### Records excerpted from a collection

▽

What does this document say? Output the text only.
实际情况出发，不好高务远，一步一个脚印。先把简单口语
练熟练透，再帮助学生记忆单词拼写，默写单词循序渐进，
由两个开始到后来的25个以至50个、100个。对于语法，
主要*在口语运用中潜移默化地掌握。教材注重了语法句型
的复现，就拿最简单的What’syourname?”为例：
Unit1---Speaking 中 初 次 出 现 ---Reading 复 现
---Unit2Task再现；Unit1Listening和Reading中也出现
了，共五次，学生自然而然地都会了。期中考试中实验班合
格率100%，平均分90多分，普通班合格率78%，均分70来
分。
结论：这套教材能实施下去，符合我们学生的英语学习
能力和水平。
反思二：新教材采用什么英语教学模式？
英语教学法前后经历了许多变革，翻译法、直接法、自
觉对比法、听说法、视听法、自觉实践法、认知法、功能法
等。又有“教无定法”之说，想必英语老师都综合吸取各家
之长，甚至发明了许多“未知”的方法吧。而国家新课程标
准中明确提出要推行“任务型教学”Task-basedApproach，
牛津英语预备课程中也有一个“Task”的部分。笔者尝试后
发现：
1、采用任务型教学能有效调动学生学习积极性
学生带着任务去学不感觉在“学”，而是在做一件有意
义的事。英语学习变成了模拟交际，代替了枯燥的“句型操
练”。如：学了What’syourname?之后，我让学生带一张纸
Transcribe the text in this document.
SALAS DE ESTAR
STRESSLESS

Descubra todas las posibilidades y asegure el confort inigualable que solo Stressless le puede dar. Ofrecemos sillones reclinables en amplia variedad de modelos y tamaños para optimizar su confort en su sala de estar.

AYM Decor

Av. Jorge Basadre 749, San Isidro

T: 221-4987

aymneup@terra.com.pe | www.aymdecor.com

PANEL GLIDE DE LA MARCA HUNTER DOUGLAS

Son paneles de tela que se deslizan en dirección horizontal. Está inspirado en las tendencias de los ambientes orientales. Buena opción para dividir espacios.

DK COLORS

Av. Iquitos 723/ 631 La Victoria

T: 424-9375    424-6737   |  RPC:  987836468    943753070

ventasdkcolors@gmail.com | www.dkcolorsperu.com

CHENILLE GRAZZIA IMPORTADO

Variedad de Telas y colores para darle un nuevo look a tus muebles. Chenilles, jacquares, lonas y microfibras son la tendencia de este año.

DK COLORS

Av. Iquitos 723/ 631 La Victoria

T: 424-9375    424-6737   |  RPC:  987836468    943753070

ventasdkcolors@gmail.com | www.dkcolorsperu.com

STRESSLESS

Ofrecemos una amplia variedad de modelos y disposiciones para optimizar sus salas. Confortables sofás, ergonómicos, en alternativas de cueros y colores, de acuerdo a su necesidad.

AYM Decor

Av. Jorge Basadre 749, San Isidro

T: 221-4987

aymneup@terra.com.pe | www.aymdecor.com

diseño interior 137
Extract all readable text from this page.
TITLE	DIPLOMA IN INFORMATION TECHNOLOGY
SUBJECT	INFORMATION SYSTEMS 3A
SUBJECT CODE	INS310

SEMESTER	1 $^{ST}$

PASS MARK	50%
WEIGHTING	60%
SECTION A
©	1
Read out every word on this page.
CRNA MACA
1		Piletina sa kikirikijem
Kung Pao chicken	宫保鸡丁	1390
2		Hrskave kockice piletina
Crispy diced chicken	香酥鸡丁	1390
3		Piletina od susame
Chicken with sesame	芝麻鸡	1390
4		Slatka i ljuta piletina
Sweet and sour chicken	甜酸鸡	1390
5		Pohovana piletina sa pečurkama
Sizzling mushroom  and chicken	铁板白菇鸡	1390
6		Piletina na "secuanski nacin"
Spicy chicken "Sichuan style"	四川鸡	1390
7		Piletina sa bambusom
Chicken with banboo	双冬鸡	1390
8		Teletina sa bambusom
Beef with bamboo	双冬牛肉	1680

△

### The exercise
Give a word-for-word copy of the records.

### Solution to the exercise
What does this document say? Output the text only.
实际情况出发，不好高务远，一步一个脚印。先把简单口语
练熟练透，再帮助学生记忆单词拼写，默写单词循序渐进，
由两个开始到后来的25个以至50个、100个。对于语法，
主要*在口语运用中潜移默化地掌握。教材注重了语法句型
的复现，就拿最简单的What’syourname?”为例：
Unit1---Speaking 中 初 次 出 现 ---Reading 复 现
---Unit2Task再现；Unit1Listening和Reading中也出现
了，共五次，学生自然而然地都会了。期中考试中实验班合
格率100%，平均分90多分，普通班合格率78%，均分70来
分。
结论：这套教材能实施下去，符合我们学生的英语学习
能力和水平。
反思二：新教材采用什么英语教学模式？
英语教学法前后经历了许多变革，翻译法、直接法、自
觉对比法、听说法、视听法、自觉实践法、认知法、功能法
等。又有“教无定法”之说，想必英语老师都综合吸取各家
之长，甚至发明了许多“未知”的方法吧。而国家新课程标
准中明确提出要推行“任务型教学”Task-basedApproach，
牛津英语预备课程中也有一个“Task”的部分。笔者尝试后
发现：
1、采用任务型教学能有效调动学生学习积极性
学生带着任务去学不感觉在“学”，而是在做一件有意
义的事。英语学习变成了模拟交际，代替了枯燥的“句型操
练”。如：学了What’syourname?之后，我让学生带一张纸
Transcribe the text in this document.
SALAS DE ESTAR
STRESSLESS

Descubra todas las posibilidades y asegure el confort inigualable que solo Stressless le puede dar. Ofrecemos sillones reclinables en amplia variedad de modelos y tamaños para optimizar su confort en su sala de estar.

AYM Decor

Av. Jorge Basadre 749, San Isidro

T: 221-4987

aymneup@terra.com.pe | www.aymdecor.com

PANEL GLIDE DE LA MARCA HUNTER DOUGLAS

Son paneles de tela que se deslizan en dirección horizontal. Está inspirado en las tendencias de los ambientes orientales. Buena opción para dividir espacios.

DK COLORS

Av. Iquitos 723/ 631 La Victoria

T: 424-9375    424-6737   |  RPC:  987836468    943753070

ventasdkcolors@gmail.com | www.dkcolorsperu.com

CHENILLE GRAZZIA IMPORTADO

Variedad de Telas y colores para darle un nuevo look a tus muebles. Chenilles, jacquares, lonas y microfibras son la tendencia de este año.

DK COLORS

Av. Iquitos 723/ 631 La Victoria

T: 424-9375    424-6737   |  RPC:  987836468    943753070

ventasdkcolors@gmail.com | www.dkcolorsperu.com

STRESSLESS

Ofrecemos una amplia variedad de modelos y disposiciones para optimizar sus salas. Confortables sofás, ergonómicos, en alternativas de cueros y colores, de acuerdo a su necesidad.

AYM Decor

Av. Jorge Basadre 749, San Isidro

T: 221-4987

aymneup@terra.com.pe | www.aymdecor.com

diseño interior 137
Extract all readable text from this page.
TITLE	DIPLOMA IN INFORMATION TECHNOLOGY
SUBJECT	INFORMATION SYSTEMS 3A
SUBJECT CODE	INS310

SEMESTER	1 $^{ST}$

PASS MARK	50%
WEIGHTING	60%
SECTION A
©	1
Read out every word on this page.
CRNA MACA
1		Piletina sa kikirikijem
Kung Pao chicken	宫保鸡丁	1390
2		Hrskave kockice piletina
Crispy diced chicken	香酥鸡丁	1390
3		Piletina od susame
Chicken with sesame	芝麻鸡	1390
4		Slatka i ljuta piletina
Sweet and sour chicken	甜酸鸡	1390
5		Pohovana piletina sa pečurkama
Sizzling mushroom  and chicken	铁板白菇鸡	1390
6		Piletina na "secuanski nacin"
Spicy chicken "Sichuan style"	四川鸡	1390
7		Piletina sa bambusom
Chicken with banboo	双冬鸡	1390
8		Teletina sa bambusom
Beef with bamboo	双冬牛肉	1680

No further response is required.